**Problem details**
Copy out the entries below precisely; nothing is to be omitted.

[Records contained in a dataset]
---*---
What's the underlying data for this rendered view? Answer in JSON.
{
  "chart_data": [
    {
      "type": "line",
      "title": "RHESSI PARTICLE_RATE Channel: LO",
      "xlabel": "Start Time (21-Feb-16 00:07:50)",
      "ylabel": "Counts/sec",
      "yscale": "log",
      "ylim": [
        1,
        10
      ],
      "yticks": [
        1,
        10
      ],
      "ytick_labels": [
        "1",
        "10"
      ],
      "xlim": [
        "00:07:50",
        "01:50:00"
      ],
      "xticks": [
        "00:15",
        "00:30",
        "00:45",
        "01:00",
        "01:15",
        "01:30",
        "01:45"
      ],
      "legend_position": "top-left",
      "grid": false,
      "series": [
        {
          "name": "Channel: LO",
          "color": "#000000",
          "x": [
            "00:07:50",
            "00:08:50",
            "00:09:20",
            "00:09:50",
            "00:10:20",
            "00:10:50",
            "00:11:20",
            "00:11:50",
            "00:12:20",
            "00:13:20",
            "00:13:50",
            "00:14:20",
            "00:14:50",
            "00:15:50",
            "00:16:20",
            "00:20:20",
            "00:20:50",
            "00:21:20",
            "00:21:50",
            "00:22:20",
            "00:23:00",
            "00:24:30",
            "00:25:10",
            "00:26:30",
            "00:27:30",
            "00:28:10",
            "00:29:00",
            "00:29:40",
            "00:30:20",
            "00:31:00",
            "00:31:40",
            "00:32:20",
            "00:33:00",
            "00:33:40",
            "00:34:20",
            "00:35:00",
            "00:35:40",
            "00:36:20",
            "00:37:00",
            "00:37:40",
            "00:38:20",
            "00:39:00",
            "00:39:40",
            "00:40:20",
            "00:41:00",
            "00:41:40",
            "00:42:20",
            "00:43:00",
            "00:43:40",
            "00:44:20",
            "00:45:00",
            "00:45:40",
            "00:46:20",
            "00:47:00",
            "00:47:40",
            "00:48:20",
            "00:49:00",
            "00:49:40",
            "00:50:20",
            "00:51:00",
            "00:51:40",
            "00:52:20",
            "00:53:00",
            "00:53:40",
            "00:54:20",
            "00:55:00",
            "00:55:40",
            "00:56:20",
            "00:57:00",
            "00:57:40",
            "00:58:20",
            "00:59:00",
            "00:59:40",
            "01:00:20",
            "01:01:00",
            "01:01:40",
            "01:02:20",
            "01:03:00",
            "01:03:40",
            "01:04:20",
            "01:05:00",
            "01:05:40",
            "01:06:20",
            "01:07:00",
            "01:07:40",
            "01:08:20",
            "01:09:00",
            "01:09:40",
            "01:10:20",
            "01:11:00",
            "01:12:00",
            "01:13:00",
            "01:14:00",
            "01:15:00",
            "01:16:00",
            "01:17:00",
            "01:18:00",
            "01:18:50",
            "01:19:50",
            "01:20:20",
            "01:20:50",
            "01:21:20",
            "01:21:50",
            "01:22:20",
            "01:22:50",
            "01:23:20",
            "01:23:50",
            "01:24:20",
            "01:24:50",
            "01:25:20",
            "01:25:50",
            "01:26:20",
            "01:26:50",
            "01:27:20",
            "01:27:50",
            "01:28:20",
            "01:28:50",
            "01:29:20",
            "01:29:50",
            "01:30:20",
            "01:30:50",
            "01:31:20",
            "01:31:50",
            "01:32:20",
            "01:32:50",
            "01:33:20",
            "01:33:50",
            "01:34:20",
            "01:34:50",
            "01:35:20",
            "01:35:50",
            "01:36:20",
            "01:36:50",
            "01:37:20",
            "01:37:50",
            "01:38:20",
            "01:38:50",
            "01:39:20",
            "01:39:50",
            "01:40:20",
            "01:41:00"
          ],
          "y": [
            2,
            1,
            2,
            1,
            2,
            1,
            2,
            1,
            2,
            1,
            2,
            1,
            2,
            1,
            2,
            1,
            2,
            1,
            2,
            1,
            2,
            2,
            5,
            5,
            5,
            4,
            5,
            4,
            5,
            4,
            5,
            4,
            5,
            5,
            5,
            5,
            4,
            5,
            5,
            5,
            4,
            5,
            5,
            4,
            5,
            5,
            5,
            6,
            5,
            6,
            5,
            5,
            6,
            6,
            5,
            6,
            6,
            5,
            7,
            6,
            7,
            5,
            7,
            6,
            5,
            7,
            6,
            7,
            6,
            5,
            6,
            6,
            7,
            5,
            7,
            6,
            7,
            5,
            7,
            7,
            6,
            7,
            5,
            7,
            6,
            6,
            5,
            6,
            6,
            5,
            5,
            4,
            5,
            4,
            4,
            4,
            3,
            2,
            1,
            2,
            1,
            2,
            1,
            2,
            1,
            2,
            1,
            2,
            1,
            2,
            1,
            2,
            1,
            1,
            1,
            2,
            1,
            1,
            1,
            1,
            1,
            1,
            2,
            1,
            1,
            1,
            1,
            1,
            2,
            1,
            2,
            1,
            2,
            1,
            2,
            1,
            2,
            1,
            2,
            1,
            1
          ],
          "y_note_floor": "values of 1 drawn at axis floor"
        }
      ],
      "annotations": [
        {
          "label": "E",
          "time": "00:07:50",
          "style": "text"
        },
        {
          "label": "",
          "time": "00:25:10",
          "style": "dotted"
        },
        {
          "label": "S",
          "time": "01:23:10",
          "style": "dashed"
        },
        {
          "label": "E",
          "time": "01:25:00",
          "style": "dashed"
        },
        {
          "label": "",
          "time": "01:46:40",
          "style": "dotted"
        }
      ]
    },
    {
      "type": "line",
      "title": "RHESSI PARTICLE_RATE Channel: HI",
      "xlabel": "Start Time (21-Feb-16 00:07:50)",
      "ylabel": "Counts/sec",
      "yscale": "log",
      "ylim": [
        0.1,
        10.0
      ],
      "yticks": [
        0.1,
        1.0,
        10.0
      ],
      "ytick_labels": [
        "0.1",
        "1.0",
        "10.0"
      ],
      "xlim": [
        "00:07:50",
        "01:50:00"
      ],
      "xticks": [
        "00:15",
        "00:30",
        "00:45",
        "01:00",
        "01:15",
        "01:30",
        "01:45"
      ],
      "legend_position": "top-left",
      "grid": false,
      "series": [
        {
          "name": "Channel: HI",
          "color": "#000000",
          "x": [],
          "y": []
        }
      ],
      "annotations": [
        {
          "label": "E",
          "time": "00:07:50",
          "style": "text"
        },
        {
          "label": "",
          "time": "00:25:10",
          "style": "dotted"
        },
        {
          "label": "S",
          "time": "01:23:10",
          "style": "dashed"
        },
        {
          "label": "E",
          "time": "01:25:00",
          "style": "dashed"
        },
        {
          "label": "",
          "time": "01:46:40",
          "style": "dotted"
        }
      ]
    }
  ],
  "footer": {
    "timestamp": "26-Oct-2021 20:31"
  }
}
---*---
**Task result**
What's the underlying data for this rendered view? Answer in JSON.
{
  "chart_data": [
    {
      "type": "line",
      "title": "RHESSI PARTICLE_RATE Channel: LO",
      "xlabel": "Start Time (21-Feb-16 00:07:50)",
      "ylabel": "Counts/sec",
      "yscale": "log",
      "ylim": [
        1,
        10
      ],
      "yticks": [
        1,
        10
      ],
      "ytick_labels": [
        "1",
        "10"
      ],
      "xlim": [
        "00:07:50",
        "01:50:00"
      ],
      "xticks": [
        "00:15",
        "00:30",
        "00:45",
        "01:00",
        "01:15",
        "01:30",
        "01:45"
      ],
      "legend_position": "top-left",
      "grid": false,
      "series": [
        {
          "name": "Channel: LO",
          "color": "#000000",
          "x": [
            "00:07:50",
            "00:08:50",
            "00:09:20",
            "00:09:50",
            "00:10:20",
            "00:10:50",
            "00:11:20",
            "00:11:50",
            "00:12:20",
            "00:13:20",
            "00:13:50",
            "00:14:20",
            "00:14:50",
            "00:15:50",
            "00:16:20",
            "00:20:20",
            "00:20:50",
            "00:21:20",
            "00:21:50",
            "00:22:20",
            "00:23:00",
            "00:24:30",
            "00:25:10",
            "00:26:30",
            "00:27:30",
            "00:28:10",
            "00:29:00",
            "00:29:40",
            "00:30:20",
            "00:31:00",
            "00:31:40",
            "00:32:20",
            "00:33:00",
            "00:33:40",
            "00:34:20",
            "00:35:00",
            "00:35:40",
            "00:36:20",
            "00:37:00",
            "00:37:40",
            "00:38:20",
            "00:39:00",
            "00:39:40",
            "00:40:20",
            "00:41:00",
            "00:41:40",
            "00:42:20",
            "00:43:00",
            "00:43:40",
            "00:44:20",
            "00:45:00",
            "00:45:40",
            "00:46:20",
            "00:47:00",
            "00:47:40",
            "00:48:20",
            "00:49:00",
            "00:49:40",
            "00:50:20",
            "00:51:00",
            "00:51:40",
            "00:52:20",
            "00:53:00",
            "00:53:40",
            "00:54:20",
            "00:55:00",
            "00:55:40",
            "00:56:20",
            "00:57:00",
            "00:57:40",
            "00:58:20",
            "00:59:00",
            "00:59:40",
            "01:00:20",
            "01:01:00",
            "01:01:40",
            "01:02:20",
            "01:03:00",
            "01:03:40",
            "01:04:20",
            "01:05:00",
            "01:05:40",
            "01:06:20",
            "01:07:00",
            "01:07:40",
            "01:08:20",
            "01:09:00",
            "01:09:40",
            "01:10:20",
            "01:11:00",
            "01:12:00",
            "01:13:00",
            "01:14:00",
            "01:15:00",
            "01:16:00",
            "01:17:00",
            "01:18:00",
            "01:18:50",
            "01:19:50",
            "01:20:20",
            "01:20:50",
            "01:21:20",
            "01:21:50",
            "01:22:20",
            "01:22:50",
            "01:23:20",
            "01:23:50",
            "01:24:20",
            "01:24:50",
            "01:25:20",
            "01:25:50",
            "01:26:20",
            "01:26:50",
            "01:27:20",
            "01:27:50",
            "01:28:20",
            "01:28:50",
            "01:29:20",
            "01:29:50",
            "01:30:20",
            "01:30:50",
            "01:31:20",
            "01:31:50",
            "01:32:20",
            "01:32:50",
            "01:33:20",
            "01:33:50",
            "01:34:20",
            "01:34:50",
            "01:35:20",
            "01:35:50",
            "01:36:20",
            "01:36:50",
            "01:37:20",
            "01:37:50",
            "01:38:20",
            "01:38:50",
            "01:39:20",
            "01:39:50",
            "01:40:20",
            "01:41:00"
          ],
          "y": [
            2,
            1,
            2,
            1,
            2,
            1,
            2,
            1,
            2,
            1,
            2,
            1,
            2,
            1,
            2,
            1,
            2,
            1,
            2,
            1,
            2,
            2,
            5,
            5,
            5,
            4,
            5,
            4,
            5,
            4,
            5,
            4,
            5,
            5,
            5,
            5,
            4,
            5,
            5,
            5,
            4,
            5,
            5,
            4,
            5,
            5,
            5,
            6,
            5,
            6,
            5,
            5,
            6,
            6,
            5,
            6,
            6,
            5,
            7,
            6,
            7,
            5,
            7,
            6,
            5,
            7,
            6,
            7,
            6,
            5,
            6,
            6,
            7,
            5,
            7,
            6,
            7,
            5,
            7,
            7,
            6,
            7,
            5,
            7,
            6,
            6,
            5,
            6,
            6,
            5,
            5,
            4,
            5,
            4,
            4,
            4,
            3,
            2,
            1,
            2,
            1,
            2,
            1,
            2,
            1,
            2,
            1,
            2,
            1,
            2,
            1,
            2,
            1,
            1,
            1,
            2,
            1,
            1,
            1,
            1,
            1,
            1,
            2,
            1,
            1,
            1,
            1,
            1,
            2,
            1,
            2,
            1,
            2,
            1,
            2,
            1,
            2,
            1,
            2,
            1,
            1
          ],
          "y_note_floor": "values of 1 drawn at axis floor"
        }
      ],
      "annotations": [
        {
          "label": "E",
          "time": "00:07:50",
          "style": "text"
        },
        {
          "label": "",
          "time": "00:25:10",
          "style": "dotted"
        },
        {
          "label": "S",
          "time": "01:23:10",
          "style": "dashed"
        },
        {
          "label": "E",
          "time": "01:25:00",
          "style": "dashed"
        },
        {
          "label": "",
          "time": "01:46:40",
          "style": "dotted"
        }
      ]
    },
    {
      "type": "line",
      "title": "RHESSI PARTICLE_RATE Channel: HI",
      "xlabel": "Start Time (21-Feb-16 00:07:50)",
      "ylabel": "Counts/sec",
      "yscale": "log",
      "ylim": [
        0.1,
        10.0
      ],
      "yticks": [
        0.1,
        1.0,
        10.0
      ],
      "ytick_labels": [
        "0.1",
        "1.0",
        "10.0"
      ],
      "xlim": [
        "00:07:50",
        "01:50:00"
      ],
      "xticks": [
        "00:15",
        "00:30",
        "00:45",
        "01:00",
        "01:15",
        "01:30",
        "01:45"
      ],
      "legend_position": "top-left",
      "grid": false,
      "series": [
        {
          "name": "Channel: HI",
          "color": "#000000",
          "x": [],
          "y": []
        }
      ],
      "annotations": [
        {
          "label": "E",
          "time": "00:07:50",
          "style": "text"
        },
        {
          "label": "",
          "time": "00:25:10",
          "style": "dotted"
        },
        {
          "label": "S",
          "time": "01:23:10",
          "style": "dashed"
        },
        {
          "label": "E",
          "time": "01:25:00",
          "style": "dashed"
        },
        {
          "label": "",
          "time": "01:46:40",
          "style": "dotted"
        }
      ]
    }
  ],
  "footer": {
    "timestamp": "26-Oct-2021 20:31"
  }
}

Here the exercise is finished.